Can you put every line of the material below into a JSON list of strings, one string per line, with blank lines left out?

----------------

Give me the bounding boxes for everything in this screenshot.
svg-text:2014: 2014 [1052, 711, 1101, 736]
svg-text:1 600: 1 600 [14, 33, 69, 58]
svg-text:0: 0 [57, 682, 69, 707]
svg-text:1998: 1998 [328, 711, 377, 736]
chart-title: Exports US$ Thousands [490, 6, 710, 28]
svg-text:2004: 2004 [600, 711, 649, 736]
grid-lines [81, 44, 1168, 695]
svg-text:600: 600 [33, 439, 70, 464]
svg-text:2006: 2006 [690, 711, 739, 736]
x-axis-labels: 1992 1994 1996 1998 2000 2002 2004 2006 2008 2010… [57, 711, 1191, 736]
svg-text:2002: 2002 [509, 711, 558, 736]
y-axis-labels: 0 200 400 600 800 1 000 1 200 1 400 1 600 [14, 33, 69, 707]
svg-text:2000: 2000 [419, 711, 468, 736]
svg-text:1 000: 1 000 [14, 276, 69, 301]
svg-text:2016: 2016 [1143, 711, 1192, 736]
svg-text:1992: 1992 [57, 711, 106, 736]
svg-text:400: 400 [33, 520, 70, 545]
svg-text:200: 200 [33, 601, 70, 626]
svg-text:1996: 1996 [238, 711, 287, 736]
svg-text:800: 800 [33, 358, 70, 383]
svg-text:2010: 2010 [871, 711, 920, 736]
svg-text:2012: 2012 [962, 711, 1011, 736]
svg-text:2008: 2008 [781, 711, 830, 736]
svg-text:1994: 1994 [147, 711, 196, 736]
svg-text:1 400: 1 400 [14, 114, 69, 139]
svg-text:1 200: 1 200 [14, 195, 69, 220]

----------------

→ Result of the exercise:
[
  "Give me the bounding boxes for everything in this screenshot.",
  "svg-text:2014: 2014 [1052, 711, 1101, 736]",
  "svg-text:1 600: 1 600 [14, 33, 69, 58]",
  "svg-text:0: 0 [57, 682, 69, 707]",
  "svg-text:1998: 1998 [328, 711, 377, 736]",
  "chart-title: Exports US$ Thousands [490, 6, 710, 28]",
  "svg-text:2004: 2004 [600, 711, 649, 736]",
  "grid-lines [81, 44, 1168, 695]",
  "svg-text:600: 600 [33, 439, 70, 464]",
  "svg-text:2006: 2006 [690, 711, 739, 736]",
  "x-axis-labels: 1992 1994 1996 1998 2000 2002 2004 2006 2008 2010… [57, 711, 1191, 736]",
  "svg-text:2002: 2002 [509, 711, 558, 736]",
  "y-axis-labels: 0 200 400 600 800 1 000 1 200 1 400 1 600 [14, 33, 69, 707]",
  "svg-text:2000: 2000 [419, 711, 468, 736]",
  "svg-text:1 000: 1 000 [14, 276, 69, 301]",
  "svg-text:2016: 2016 [1143, 711, 1192, 736]",
  "svg-text:1992: 1992 [57, 711, 106, 736]",
  "svg-text:400: 400 [33, 520, 70, 545]",
  "svg-text:200: 200 [33, 601, 70, 626]",
  "svg-text:1996: 1996 [238, 711, 287, 736]",
  "svg-text:800: 800 [33, 358, 70, 383]",
  "svg-text:2010: 2010 [871, 711, 920, 736]",
  "svg-text:2012: 2012 [962, 711, 1011, 736]",
  "svg-text:2008: 2008 [781, 711, 830, 736]",
  "svg-text:1994: 1994 [147, 711, 196, 736]",
  "svg-text:1 400: 1 400 [14, 114, 69, 139]",
  "svg-text:1 200: 1 200 [14, 195, 69, 220]"
]